---------- ENTRIES SUPPLIED ----------

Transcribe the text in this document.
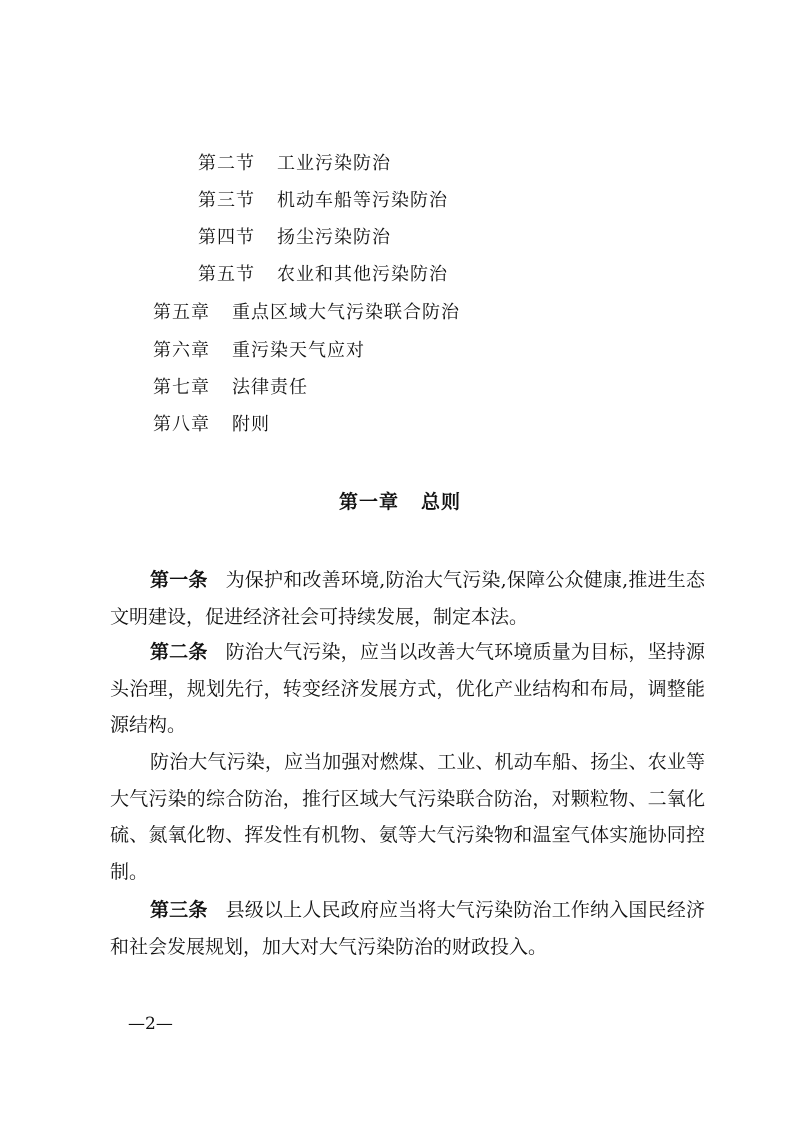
第二节 工业污染防治
第三节 机动车船等污染防治
第四节 扬尘污染防治
第五节 农业和其他污染防治
第五章 重点区域大气污染联合防治
第六章 重污染天气应对
第七章 法律责任
第八章 附则
第一章 总则

第一条 为保护和改善环境,防治大气污染,保障公众健康,推进生态文明建设，促进经济社会可持续发展，制定本法。

第二条 防治大气污染，应当以改善大气环境质量为目标，坚持源头治理，规划先行，转变经济发展方式，优化产业结构和布局，调整能源结构。

防治大气污染，应当加强对燃煤、工业、机动车船、扬尘、农业等大气污染的综合防治，推行区域大气污染联合防治，对颗粒物、二氧化硫、氮氧化物、挥发性有机物、氨等大气污染物和温室气体实施协同控制。

第三条 县级以上人民政府应当将大气污染防治工作纳入国民经济和社会发展规划，加大对大气污染防治的财政投入。

—2—
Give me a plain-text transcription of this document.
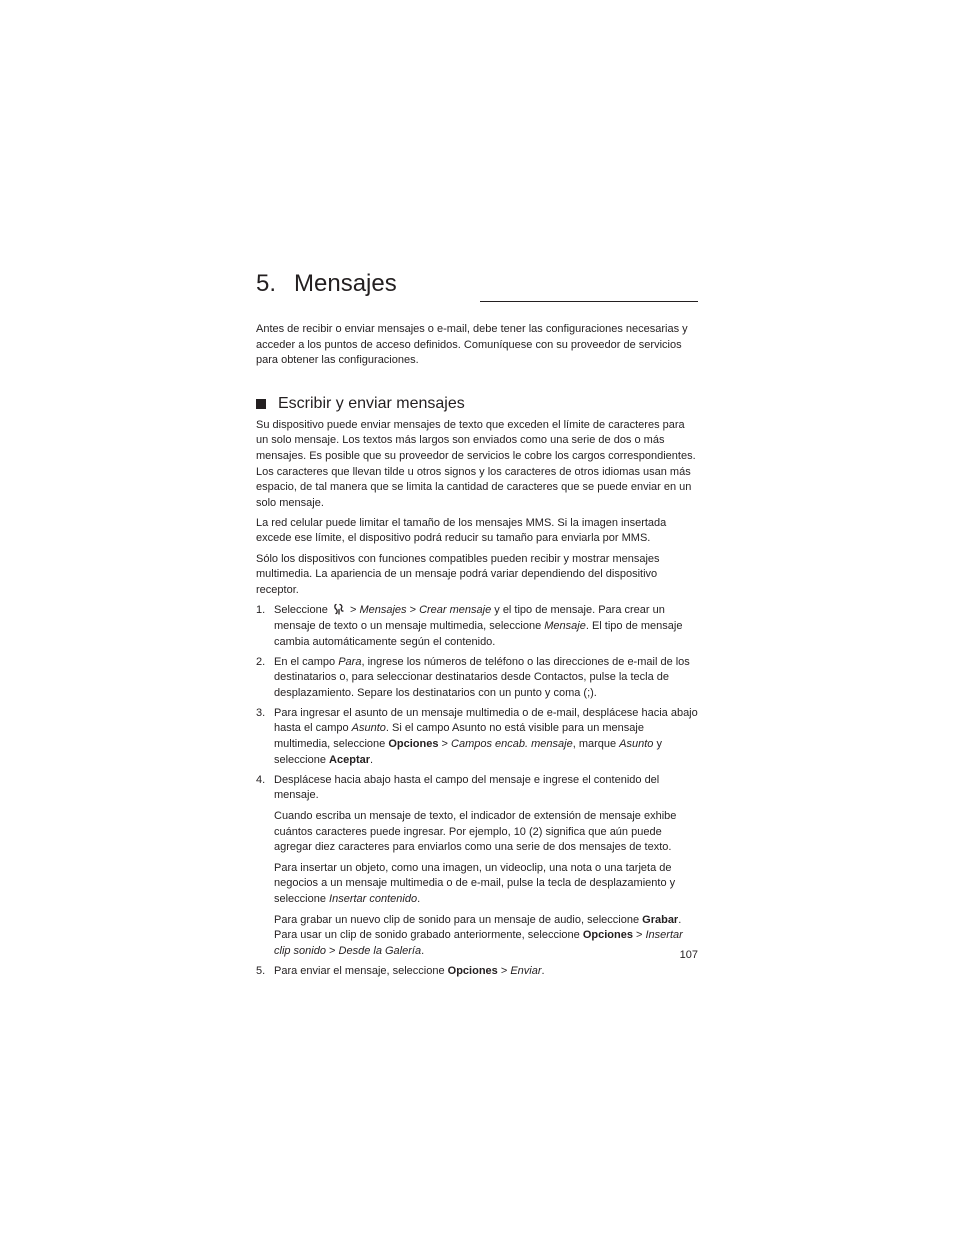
5. Mensajes

Antes de recibir o enviar mensajes o e-mail, debe tener las configuraciones necesarias y acceder a los puntos de acceso definidos. Comuníquese con su proveedor de servicios para obtener las configuraciones.

Escribir y enviar mensajes

Su dispositivo puede enviar mensajes de texto que exceden el límite de caracteres para un solo mensaje. Los textos más largos son enviados como una serie de dos o más mensajes. Es posible que su proveedor de servicios le cobre los cargos correspondientes. Los caracteres que llevan tilde u otros signos y los caracteres de otros idiomas usan más espacio, de tal manera que se limita la cantidad de caracteres que se puede enviar en un solo mensaje.

La red celular puede limitar el tamaño de los mensajes MMS. Si la imagen insertada excede ese límite, el dispositivo podrá reducir su tamaño para enviarla por MMS.

Sólo los dispositivos con funciones compatibles pueden recibir y mostrar mensajes multimedia. La apariencia de un mensaje podrá variar dependiendo del dispositivo receptor.

1. Seleccione  > Mensajes > Crear mensaje y el tipo de mensaje. Para crear un mensaje de texto o un mensaje multimedia, seleccione Mensaje. El tipo de mensaje cambia automáticamente según el contenido.
2. En el campo Para, ingrese los números de teléfono o las direcciones de e-mail de los destinatarios o, para seleccionar destinatarios desde Contactos, pulse la tecla de desplazamiento. Separe los destinatarios con un punto y coma (;).
3. Para ingresar el asunto de un mensaje multimedia o de e-mail, desplácese hacia abajo hasta el campo Asunto. Si el campo Asunto no está visible para un mensaje multimedia, seleccione Opciones > Campos encab. mensaje, marque Asunto y seleccione Aceptar.
4. Desplácese hacia abajo hasta el campo del mensaje e ingrese el contenido del mensaje.
Cuando escriba un mensaje de texto, el indicador de extensión de mensaje exhibe cuántos caracteres puede ingresar. Por ejemplo, 10 (2) significa que aún puede agregar diez caracteres para enviarlos como una serie de dos mensajes de texto.
Para insertar un objeto, como una imagen, un videoclip, una nota o una tarjeta de negocios a un mensaje multimedia o de e-mail, pulse la tecla de desplazamiento y seleccione Insertar contenido.
Para grabar un nuevo clip de sonido para un mensaje de audio, seleccione Grabar.
Para usar un clip de sonido grabado anteriormente, seleccione Opciones > Insertar clip sonido > Desde la Galería.
5. Para enviar el mensaje, seleccione Opciones > Enviar.
107
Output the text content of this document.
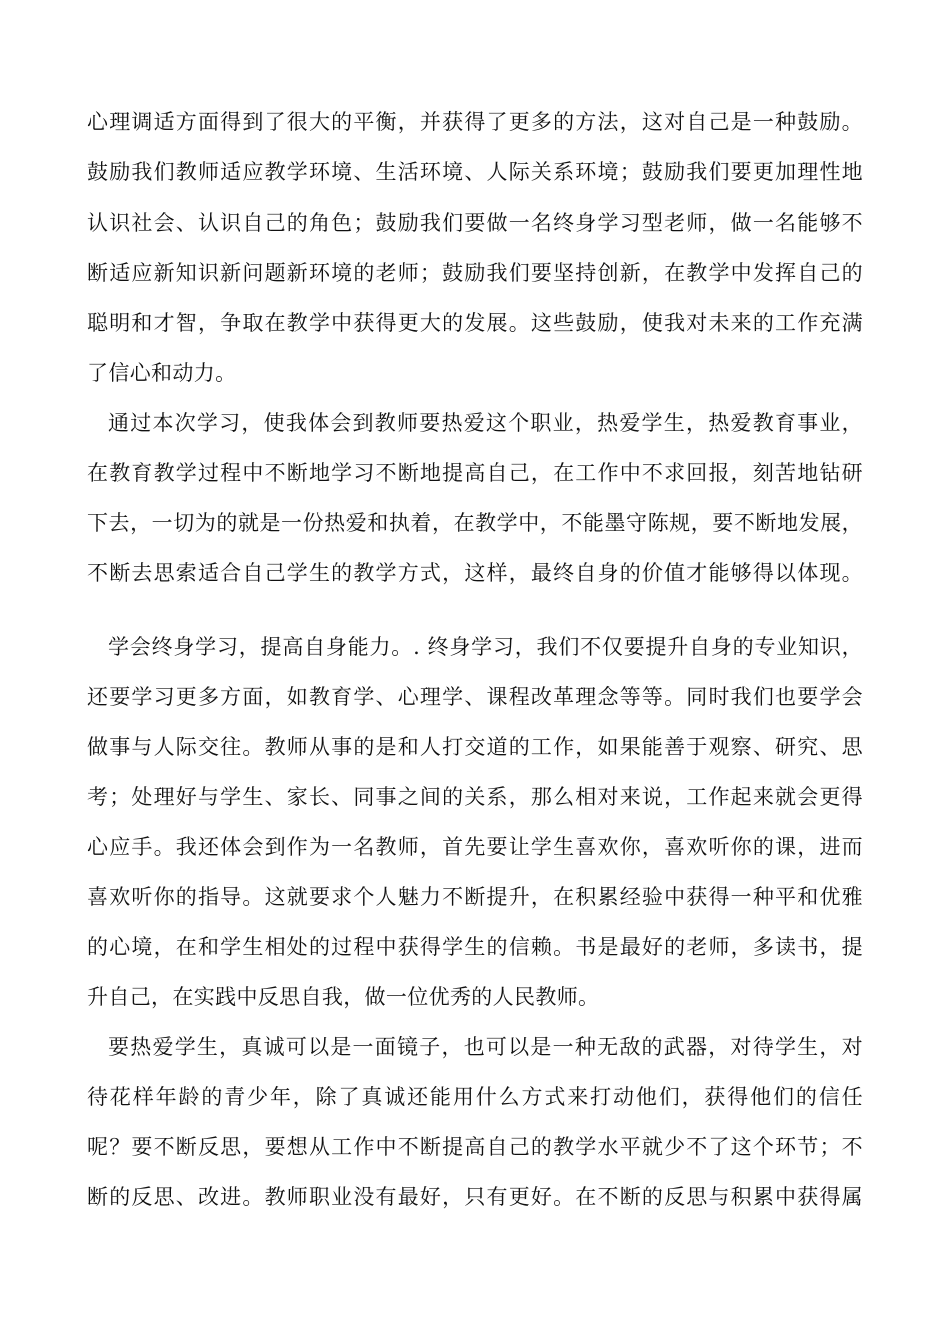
心理调适方面得到了很大的平衡，并获得了更多的方法，这对自己是一种鼓励。
鼓励我们教师适应教学环境、生活环境、人际关系环境；鼓励我们要更加理性地
认识社会、认识自己的角色；鼓励我们要做一名终身学习型老师，做一名能够不
断适应新知识新问题新环境的老师；鼓励我们要坚持创新，在教学中发挥自己的
聪明和才智，争取在教学中获得更大的发展。这些鼓励，使我对未来的工作充满
了信心和动力。
通过本次学习，使我体会到教师要热爱这个职业，热爱学生，热爱教育事业，
在教育教学过程中不断地学习不断地提高自己，在工作中不求回报，刻苦地钻研
下去，一切为的就是一份热爱和执着，在教学中，不能墨守陈规，要不断地发展，
不断去思索适合自己学生的教学方式，这样，最终自身的价值才能够得以体现。
学会终身学习，提高自身能力。. 终身学习，我们不仅要提升自身的专业知识，
还要学习更多方面，如教育学、心理学、课程改革理念等等。同时我们也要学会
做事与人际交往。教师从事的是和人打交道的工作，如果能善于观察、研究、思
考；处理好与学生、家长、同事之间的关系，那么相对来说，工作起来就会更得
心应手。我还体会到作为一名教师，首先要让学生喜欢你，喜欢听你的课，进而
喜欢听你的指导。这就要求个人魅力不断提升，在积累经验中获得一种平和优雅
的心境，在和学生相处的过程中获得学生的信赖。书是最好的老师，多读书，提
升自己，在实践中反思自我，做一位优秀的人民教师。
要热爱学生，真诚可以是一面镜子，也可以是一种无敌的武器，对待学生，对
待花样年龄的青少年，除了真诚还能用什么方式来打动他们，获得他们的信任
呢？要不断反思，要想从工作中不断提高自己的教学水平就少不了这个环节；不
断的反思、改进。教师职业没有最好，只有更好。在不断的反思与积累中获得属
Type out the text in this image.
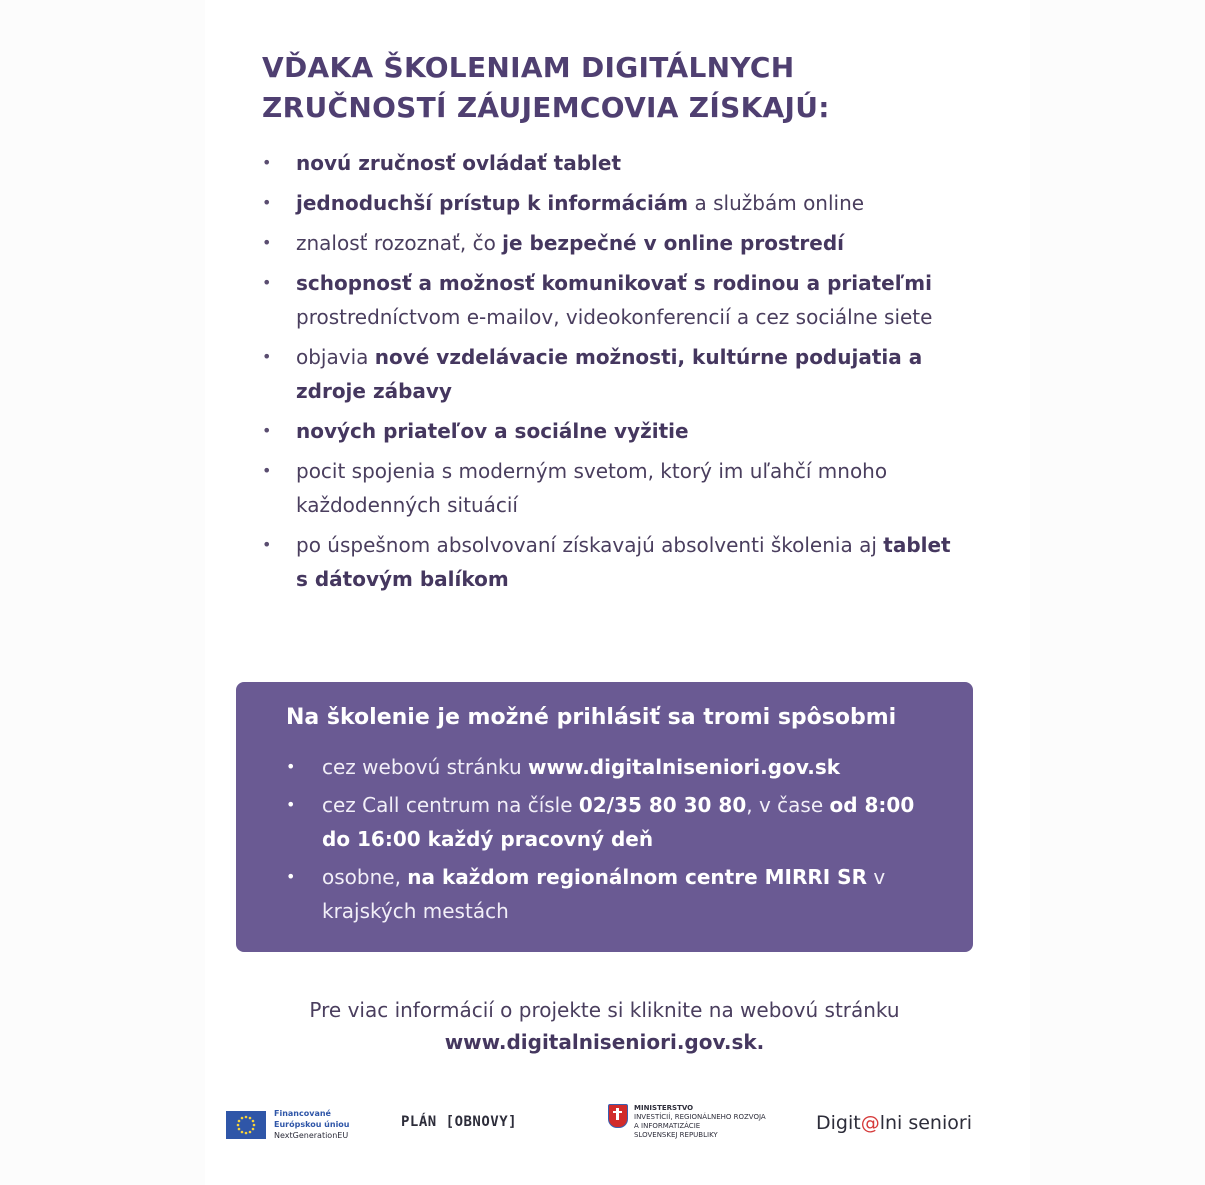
VĎAKA ŠKOLENIAM DIGITÁLNYCH
ZRUČNOSTÍ ZÁUJEMCOVIA ZÍSKAJÚ:
• novú zručnosť ovládať tablet
• jednoduchší prístup k informáciám a službám online
• znalosť rozoznať, čo je bezpečné v online prostredí
• schopnosť a možnosť komunikovať s rodinou a priateľmi prostredníctvom e-mailov, videokonferencií a cez sociálne siete
• objavia nové vzdelávacie možnosti, kultúrne podujatia a zdroje zábavy
• nových priateľov a sociálne vyžitie
• pocit spojenia s moderným svetom, ktorý im uľahčí mnoho každodenných situácií
• po úspešnom absolvovaní získavajú absolventi školenia aj tablet s dátovým balíkom
Na školenie je možné prihlásiť sa tromi spôsobmi
• cez webovú stránku www.digitalniseniori.gov.sk
• cez Call centrum na čísle 02/35 80 30 80, v čase od 8:00 do 16:00 každý pracovný deň
• osobne, na každom regionálnom centre MIRRI SR v krajských mestách
Pre viac informácií o projekte si kliknite na webovú stránku
www.digitalniseniori.gov.sk.
Financované
Európskou úniou
NextGenerationEU
PLÁN [OBNOVY]
MINISTERSTVO
INVESTÍCIÍ, REGIONÁLNEHO ROZVOJA
A INFORMATIZÁCIE
SLOVENSKEJ REPUBLIKY
Digit@lni seniori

----------

Among the entries, how many lines contain the string "document"? Give the number without anything else.

◆ OUTPUT OF THE EXERCISE
3